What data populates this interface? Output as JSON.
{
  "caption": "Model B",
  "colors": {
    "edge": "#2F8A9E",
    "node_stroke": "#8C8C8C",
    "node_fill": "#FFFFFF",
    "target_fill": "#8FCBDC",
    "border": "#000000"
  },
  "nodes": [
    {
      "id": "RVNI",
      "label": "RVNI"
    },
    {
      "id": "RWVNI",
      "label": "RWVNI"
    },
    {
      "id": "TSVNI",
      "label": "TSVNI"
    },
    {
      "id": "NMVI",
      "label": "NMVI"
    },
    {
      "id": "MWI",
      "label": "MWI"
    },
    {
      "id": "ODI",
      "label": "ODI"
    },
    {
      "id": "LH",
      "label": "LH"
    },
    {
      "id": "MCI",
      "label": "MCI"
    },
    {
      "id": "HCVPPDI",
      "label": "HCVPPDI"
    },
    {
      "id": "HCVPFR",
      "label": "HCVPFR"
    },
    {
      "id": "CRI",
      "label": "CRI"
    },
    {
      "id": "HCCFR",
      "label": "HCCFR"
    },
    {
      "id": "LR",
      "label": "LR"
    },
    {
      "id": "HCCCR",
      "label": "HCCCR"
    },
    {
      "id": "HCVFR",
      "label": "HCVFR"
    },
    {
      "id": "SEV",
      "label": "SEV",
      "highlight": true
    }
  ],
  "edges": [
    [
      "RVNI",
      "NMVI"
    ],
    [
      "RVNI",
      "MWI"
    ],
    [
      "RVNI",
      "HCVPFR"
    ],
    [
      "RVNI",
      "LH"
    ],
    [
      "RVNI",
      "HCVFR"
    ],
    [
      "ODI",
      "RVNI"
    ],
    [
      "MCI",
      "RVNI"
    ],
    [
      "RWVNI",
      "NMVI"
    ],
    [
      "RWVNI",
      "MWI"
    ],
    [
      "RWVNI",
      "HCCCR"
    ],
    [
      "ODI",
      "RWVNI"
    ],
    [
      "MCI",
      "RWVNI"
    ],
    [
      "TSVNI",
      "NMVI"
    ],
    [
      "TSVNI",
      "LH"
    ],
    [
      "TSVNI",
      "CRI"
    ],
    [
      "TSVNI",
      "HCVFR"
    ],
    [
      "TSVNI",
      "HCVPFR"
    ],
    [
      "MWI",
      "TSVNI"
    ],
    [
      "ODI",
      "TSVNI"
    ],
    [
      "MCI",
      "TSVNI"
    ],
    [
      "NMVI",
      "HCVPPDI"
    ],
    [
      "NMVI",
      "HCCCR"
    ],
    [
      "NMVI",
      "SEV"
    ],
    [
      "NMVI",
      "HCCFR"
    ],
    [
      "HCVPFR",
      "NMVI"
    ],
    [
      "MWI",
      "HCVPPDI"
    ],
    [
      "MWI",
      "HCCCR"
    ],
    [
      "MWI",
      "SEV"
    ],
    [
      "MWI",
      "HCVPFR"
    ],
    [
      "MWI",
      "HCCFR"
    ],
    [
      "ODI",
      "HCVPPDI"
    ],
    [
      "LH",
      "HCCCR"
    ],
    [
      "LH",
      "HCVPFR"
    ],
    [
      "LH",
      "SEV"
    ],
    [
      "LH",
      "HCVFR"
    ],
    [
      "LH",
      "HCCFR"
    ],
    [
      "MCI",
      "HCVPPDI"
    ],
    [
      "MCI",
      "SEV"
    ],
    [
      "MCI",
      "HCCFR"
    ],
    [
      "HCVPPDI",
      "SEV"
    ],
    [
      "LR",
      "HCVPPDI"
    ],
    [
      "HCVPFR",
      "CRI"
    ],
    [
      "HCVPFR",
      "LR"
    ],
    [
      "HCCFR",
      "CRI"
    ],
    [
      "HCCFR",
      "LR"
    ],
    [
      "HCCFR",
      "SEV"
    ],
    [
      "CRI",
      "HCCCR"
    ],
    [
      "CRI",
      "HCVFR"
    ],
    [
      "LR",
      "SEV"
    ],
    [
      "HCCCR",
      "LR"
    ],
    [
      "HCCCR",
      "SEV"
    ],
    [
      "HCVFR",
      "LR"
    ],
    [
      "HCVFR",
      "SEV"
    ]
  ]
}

▶ [WRITTEN EXERCISE]
Reproduce all of the records exactly.

▶ [PROBLEM SOLUTION]
What data populates this interface? Output as JSON.
{
  "caption": "Model B",
  "colors": {
    "edge": "#2F8A9E",
    "node_stroke": "#8C8C8C",
    "node_fill": "#FFFFFF",
    "target_fill": "#8FCBDC",
    "border": "#000000"
  },
  "nodes": [
    {
      "id": "RVNI",
      "label": "RVNI"
    },
    {
      "id": "RWVNI",
      "label": "RWVNI"
    },
    {
      "id": "TSVNI",
      "label": "TSVNI"
    },
    {
      "id": "NMVI",
      "label": "NMVI"
    },
    {
      "id": "MWI",
      "label": "MWI"
    },
    {
      "id": "ODI",
      "label": "ODI"
    },
    {
      "id": "LH",
      "label": "LH"
    },
    {
      "id": "MCI",
      "label": "MCI"
    },
    {
      "id": "HCVPPDI",
      "label": "HCVPPDI"
    },
    {
      "id": "HCVPFR",
      "label": "HCVPFR"
    },
    {
      "id": "CRI",
      "label": "CRI"
    },
    {
      "id": "HCCFR",
      "label": "HCCFR"
    },
    {
      "id": "LR",
      "label": "LR"
    },
    {
      "id": "HCCCR",
      "label": "HCCCR"
    },
    {
      "id": "HCVFR",
      "label": "HCVFR"
    },
    {
      "id": "SEV",
      "label": "SEV",
      "highlight": true
    }
  ],
  "edges": [
    [
      "RVNI",
      "NMVI"
    ],
    [
      "RVNI",
      "MWI"
    ],
    [
      "RVNI",
      "HCVPFR"
    ],
    [
      "RVNI",
      "LH"
    ],
    [
      "RVNI",
      "HCVFR"
    ],
    [
      "ODI",
      "RVNI"
    ],
    [
      "MCI",
      "RVNI"
    ],
    [
      "RWVNI",
      "NMVI"
    ],
    [
      "RWVNI",
      "MWI"
    ],
    [
      "RWVNI",
      "HCCCR"
    ],
    [
      "ODI",
      "RWVNI"
    ],
    [
      "MCI",
      "RWVNI"
    ],
    [
      "TSVNI",
      "NMVI"
    ],
    [
      "TSVNI",
      "LH"
    ],
    [
      "TSVNI",
      "CRI"
    ],
    [
      "TSVNI",
      "HCVFR"
    ],
    [
      "TSVNI",
      "HCVPFR"
    ],
    [
      "MWI",
      "TSVNI"
    ],
    [
      "ODI",
      "TSVNI"
    ],
    [
      "MCI",
      "TSVNI"
    ],
    [
      "NMVI",
      "HCVPPDI"
    ],
    [
      "NMVI",
      "HCCCR"
    ],
    [
      "NMVI",
      "SEV"
    ],
    [
      "NMVI",
      "HCCFR"
    ],
    [
      "HCVPFR",
      "NMVI"
    ],
    [
      "MWI",
      "HCVPPDI"
    ],
    [
      "MWI",
      "HCCCR"
    ],
    [
      "MWI",
      "SEV"
    ],
    [
      "MWI",
      "HCVPFR"
    ],
    [
      "MWI",
      "HCCFR"
    ],
    [
      "ODI",
      "HCVPPDI"
    ],
    [
      "LH",
      "HCCCR"
    ],
    [
      "LH",
      "HCVPFR"
    ],
    [
      "LH",
      "SEV"
    ],
    [
      "LH",
      "HCVFR"
    ],
    [
      "LH",
      "HCCFR"
    ],
    [
      "MCI",
      "HCVPPDI"
    ],
    [
      "MCI",
      "SEV"
    ],
    [
      "MCI",
      "HCCFR"
    ],
    [
      "HCVPPDI",
      "SEV"
    ],
    [
      "LR",
      "HCVPPDI"
    ],
    [
      "HCVPFR",
      "CRI"
    ],
    [
      "HCVPFR",
      "LR"
    ],
    [
      "HCCFR",
      "CRI"
    ],
    [
      "HCCFR",
      "LR"
    ],
    [
      "HCCFR",
      "SEV"
    ],
    [
      "CRI",
      "HCCCR"
    ],
    [
      "CRI",
      "HCVFR"
    ],
    [
      "LR",
      "SEV"
    ],
    [
      "HCCCR",
      "LR"
    ],
    [
      "HCCCR",
      "SEV"
    ],
    [
      "HCVFR",
      "LR"
    ],
    [
      "HCVFR",
      "SEV"
    ]
  ]
}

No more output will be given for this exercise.